Task instructions — Output all lines exactly.
[start Extracted records]
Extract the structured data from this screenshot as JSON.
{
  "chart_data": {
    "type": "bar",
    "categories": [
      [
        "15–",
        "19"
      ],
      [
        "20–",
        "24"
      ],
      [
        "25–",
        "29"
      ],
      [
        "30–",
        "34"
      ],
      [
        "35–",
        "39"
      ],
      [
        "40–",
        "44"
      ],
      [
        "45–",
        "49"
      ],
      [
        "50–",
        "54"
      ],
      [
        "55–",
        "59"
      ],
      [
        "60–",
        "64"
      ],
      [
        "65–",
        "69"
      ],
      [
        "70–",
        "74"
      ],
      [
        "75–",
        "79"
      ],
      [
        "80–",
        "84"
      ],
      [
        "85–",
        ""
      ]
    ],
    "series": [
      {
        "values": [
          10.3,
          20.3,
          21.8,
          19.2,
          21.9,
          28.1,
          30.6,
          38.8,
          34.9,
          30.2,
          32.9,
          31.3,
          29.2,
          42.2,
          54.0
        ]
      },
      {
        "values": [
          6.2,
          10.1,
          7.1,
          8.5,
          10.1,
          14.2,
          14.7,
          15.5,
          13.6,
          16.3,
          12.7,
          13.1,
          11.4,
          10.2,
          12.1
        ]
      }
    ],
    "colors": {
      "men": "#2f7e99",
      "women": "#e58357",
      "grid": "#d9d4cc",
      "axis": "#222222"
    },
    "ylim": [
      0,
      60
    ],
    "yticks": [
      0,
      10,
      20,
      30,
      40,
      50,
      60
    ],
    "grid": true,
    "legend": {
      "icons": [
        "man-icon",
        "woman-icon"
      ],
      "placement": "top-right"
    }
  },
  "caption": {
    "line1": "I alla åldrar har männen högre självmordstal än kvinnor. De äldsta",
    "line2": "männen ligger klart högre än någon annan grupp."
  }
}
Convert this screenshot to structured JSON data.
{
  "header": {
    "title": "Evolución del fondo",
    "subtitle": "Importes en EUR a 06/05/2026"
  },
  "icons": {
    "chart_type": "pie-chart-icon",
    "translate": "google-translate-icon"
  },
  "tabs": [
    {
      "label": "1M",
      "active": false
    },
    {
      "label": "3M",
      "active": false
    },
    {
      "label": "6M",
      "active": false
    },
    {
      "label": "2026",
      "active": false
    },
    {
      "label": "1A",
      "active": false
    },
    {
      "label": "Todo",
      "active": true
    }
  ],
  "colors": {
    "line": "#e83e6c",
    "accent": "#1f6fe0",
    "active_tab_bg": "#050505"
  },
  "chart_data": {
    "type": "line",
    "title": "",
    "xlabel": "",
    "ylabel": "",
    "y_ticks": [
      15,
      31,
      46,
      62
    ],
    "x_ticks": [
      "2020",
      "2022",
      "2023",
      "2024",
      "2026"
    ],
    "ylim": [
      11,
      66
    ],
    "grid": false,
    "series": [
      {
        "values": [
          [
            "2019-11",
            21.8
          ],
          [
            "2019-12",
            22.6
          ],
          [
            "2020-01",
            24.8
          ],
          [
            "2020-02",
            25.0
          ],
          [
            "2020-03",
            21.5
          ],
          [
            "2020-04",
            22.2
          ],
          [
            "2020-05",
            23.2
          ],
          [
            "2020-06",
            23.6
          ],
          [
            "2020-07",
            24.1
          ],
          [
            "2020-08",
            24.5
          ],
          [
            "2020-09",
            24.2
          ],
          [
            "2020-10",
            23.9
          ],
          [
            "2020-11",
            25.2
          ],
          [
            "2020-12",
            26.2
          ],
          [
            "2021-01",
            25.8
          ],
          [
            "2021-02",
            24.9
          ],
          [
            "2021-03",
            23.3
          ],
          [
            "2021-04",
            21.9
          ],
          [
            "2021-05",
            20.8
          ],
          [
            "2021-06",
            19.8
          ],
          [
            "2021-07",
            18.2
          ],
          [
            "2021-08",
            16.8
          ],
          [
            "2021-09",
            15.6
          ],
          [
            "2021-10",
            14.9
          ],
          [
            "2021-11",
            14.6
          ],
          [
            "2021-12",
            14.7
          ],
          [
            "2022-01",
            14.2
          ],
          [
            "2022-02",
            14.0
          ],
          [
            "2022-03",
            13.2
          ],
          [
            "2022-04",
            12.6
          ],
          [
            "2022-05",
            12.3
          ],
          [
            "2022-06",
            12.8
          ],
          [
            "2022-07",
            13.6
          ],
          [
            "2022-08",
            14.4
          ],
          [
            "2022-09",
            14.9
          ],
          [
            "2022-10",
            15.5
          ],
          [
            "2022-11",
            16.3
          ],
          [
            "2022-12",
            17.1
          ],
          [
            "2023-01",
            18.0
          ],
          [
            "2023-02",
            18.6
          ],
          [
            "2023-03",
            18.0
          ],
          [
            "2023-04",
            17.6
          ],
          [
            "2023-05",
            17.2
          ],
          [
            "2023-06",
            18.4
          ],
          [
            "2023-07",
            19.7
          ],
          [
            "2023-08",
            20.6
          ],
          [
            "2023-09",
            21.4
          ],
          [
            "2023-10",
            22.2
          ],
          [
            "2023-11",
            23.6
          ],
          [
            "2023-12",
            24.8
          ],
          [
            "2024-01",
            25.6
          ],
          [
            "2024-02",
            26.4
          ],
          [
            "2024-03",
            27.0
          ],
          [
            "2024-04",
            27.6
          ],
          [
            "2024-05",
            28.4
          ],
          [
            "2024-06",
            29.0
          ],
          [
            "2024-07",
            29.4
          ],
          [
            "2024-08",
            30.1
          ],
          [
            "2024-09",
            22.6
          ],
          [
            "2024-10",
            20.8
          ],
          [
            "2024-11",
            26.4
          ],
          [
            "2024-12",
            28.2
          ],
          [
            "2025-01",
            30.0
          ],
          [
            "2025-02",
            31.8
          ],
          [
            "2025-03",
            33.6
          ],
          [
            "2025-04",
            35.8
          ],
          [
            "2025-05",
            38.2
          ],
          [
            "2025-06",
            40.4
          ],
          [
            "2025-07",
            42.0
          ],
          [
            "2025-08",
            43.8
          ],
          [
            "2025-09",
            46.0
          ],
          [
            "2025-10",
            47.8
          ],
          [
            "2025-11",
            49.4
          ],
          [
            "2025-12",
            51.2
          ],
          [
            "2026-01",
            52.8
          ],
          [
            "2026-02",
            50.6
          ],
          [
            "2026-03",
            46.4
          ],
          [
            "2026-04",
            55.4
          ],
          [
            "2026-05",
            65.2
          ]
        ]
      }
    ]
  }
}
[end Extracted records]
Final answer —
Extract the structured data from this screenshot as JSON.
{
  "chart_data": {
    "type": "bar",
    "categories": [
      [
        "15–",
        "19"
      ],
      [
        "20–",
        "24"
      ],
      [
        "25–",
        "29"
      ],
      [
        "30–",
        "34"
      ],
      [
        "35–",
        "39"
      ],
      [
        "40–",
        "44"
      ],
      [
        "45–",
        "49"
      ],
      [
        "50–",
        "54"
      ],
      [
        "55–",
        "59"
      ],
      [
        "60–",
        "64"
      ],
      [
        "65–",
        "69"
      ],
      [
        "70–",
        "74"
      ],
      [
        "75–",
        "79"
      ],
      [
        "80–",
        "84"
      ],
      [
        "85–",
        ""
      ]
    ],
    "series": [
      {
        "values": [
          10.3,
          20.3,
          21.8,
          19.2,
          21.9,
          28.1,
          30.6,
          38.8,
          34.9,
          30.2,
          32.9,
          31.3,
          29.2,
          42.2,
          54.0
        ]
      },
      {
        "values": [
          6.2,
          10.1,
          7.1,
          8.5,
          10.1,
          14.2,
          14.7,
          15.5,
          13.6,
          16.3,
          12.7,
          13.1,
          11.4,
          10.2,
          12.1
        ]
      }
    ],
    "colors": {
      "men": "#2f7e99",
      "women": "#e58357",
      "grid": "#d9d4cc",
      "axis": "#222222"
    },
    "ylim": [
      0,
      60
    ],
    "yticks": [
      0,
      10,
      20,
      30,
      40,
      50,
      60
    ],
    "grid": true,
    "legend": {
      "icons": [
        "man-icon",
        "woman-icon"
      ],
      "placement": "top-right"
    }
  },
  "caption": {
    "line1": "I alla åldrar har männen högre självmordstal än kvinnor. De äldsta",
    "line2": "männen ligger klart högre än någon annan grupp."
  }
}
Convert this screenshot to structured JSON data.
{
  "header": {
    "title": "Evolución del fondo",
    "subtitle": "Importes en EUR a 06/05/2026"
  },
  "icons": {
    "chart_type": "pie-chart-icon",
    "translate": "google-translate-icon"
  },
  "tabs": [
    {
      "label": "1M",
      "active": false
    },
    {
      "label": "3M",
      "active": false
    },
    {
      "label": "6M",
      "active": false
    },
    {
      "label": "2026",
      "active": false
    },
    {
      "label": "1A",
      "active": false
    },
    {
      "label": "Todo",
      "active": true
    }
  ],
  "colors": {
    "line": "#e83e6c",
    "accent": "#1f6fe0",
    "active_tab_bg": "#050505"
  },
  "chart_data": {
    "type": "line",
    "title": "",
    "xlabel": "",
    "ylabel": "",
    "y_ticks": [
      15,
      31,
      46,
      62
    ],
    "x_ticks": [
      "2020",
      "2022",
      "2023",
      "2024",
      "2026"
    ],
    "ylim": [
      11,
      66
    ],
    "grid": false,
    "series": [
      {
        "values": [
          [
            "2019-11",
            21.8
          ],
          [
            "2019-12",
            22.6
          ],
          [
            "2020-01",
            24.8
          ],
          [
            "2020-02",
            25.0
          ],
          [
            "2020-03",
            21.5
          ],
          [
            "2020-04",
            22.2
          ],
          [
            "2020-05",
            23.2
          ],
          [
            "2020-06",
            23.6
          ],
          [
            "2020-07",
            24.1
          ],
          [
            "2020-08",
            24.5
          ],
          [
            "2020-09",
            24.2
          ],
          [
            "2020-10",
            23.9
          ],
          [
            "2020-11",
            25.2
          ],
          [
            "2020-12",
            26.2
          ],
          [
            "2021-01",
            25.8
          ],
          [
            "2021-02",
            24.9
          ],
          [
            "2021-03",
            23.3
          ],
          [
            "2021-04",
            21.9
          ],
          [
            "2021-05",
            20.8
          ],
          [
            "2021-06",
            19.8
          ],
          [
            "2021-07",
            18.2
          ],
          [
            "2021-08",
            16.8
          ],
          [
            "2021-09",
            15.6
          ],
          [
            "2021-10",
            14.9
          ],
          [
            "2021-11",
            14.6
          ],
          [
            "2021-12",
            14.7
          ],
          [
            "2022-01",
            14.2
          ],
          [
            "2022-02",
            14.0
          ],
          [
            "2022-03",
            13.2
          ],
          [
            "2022-04",
            12.6
          ],
          [
            "2022-05",
            12.3
          ],
          [
            "2022-06",
            12.8
          ],
          [
            "2022-07",
            13.6
          ],
          [
            "2022-08",
            14.4
          ],
          [
            "2022-09",
            14.9
          ],
          [
            "2022-10",
            15.5
          ],
          [
            "2022-11",
            16.3
          ],
          [
            "2022-12",
            17.1
          ],
          [
            "2023-01",
            18.0
          ],
          [
            "2023-02",
            18.6
          ],
          [
            "2023-03",
            18.0
          ],
          [
            "2023-04",
            17.6
          ],
          [
            "2023-05",
            17.2
          ],
          [
            "2023-06",
            18.4
          ],
          [
            "2023-07",
            19.7
          ],
          [
            "2023-08",
            20.6
          ],
          [
            "2023-09",
            21.4
          ],
          [
            "2023-10",
            22.2
          ],
          [
            "2023-11",
            23.6
          ],
          [
            "2023-12",
            24.8
          ],
          [
            "2024-01",
            25.6
          ],
          [
            "2024-02",
            26.4
          ],
          [
            "2024-03",
            27.0
          ],
          [
            "2024-04",
            27.6
          ],
          [
            "2024-05",
            28.4
          ],
          [
            "2024-06",
            29.0
          ],
          [
            "2024-07",
            29.4
          ],
          [
            "2024-08",
            30.1
          ],
          [
            "2024-09",
            22.6
          ],
          [
            "2024-10",
            20.8
          ],
          [
            "2024-11",
            26.4
          ],
          [
            "2024-12",
            28.2
          ],
          [
            "2025-01",
            30.0
          ],
          [
            "2025-02",
            31.8
          ],
          [
            "2025-03",
            33.6
          ],
          [
            "2025-04",
            35.8
          ],
          [
            "2025-05",
            38.2
          ],
          [
            "2025-06",
            40.4
          ],
          [
            "2025-07",
            42.0
          ],
          [
            "2025-08",
            43.8
          ],
          [
            "2025-09",
            46.0
          ],
          [
            "2025-10",
            47.8
          ],
          [
            "2025-11",
            49.4
          ],
          [
            "2025-12",
            51.2
          ],
          [
            "2026-01",
            52.8
          ],
          [
            "2026-02",
            50.6
          ],
          [
            "2026-03",
            46.4
          ],
          [
            "2026-04",
            55.4
          ],
          [
            "2026-05",
            65.2
          ]
        ]
      }
    ]
  }
}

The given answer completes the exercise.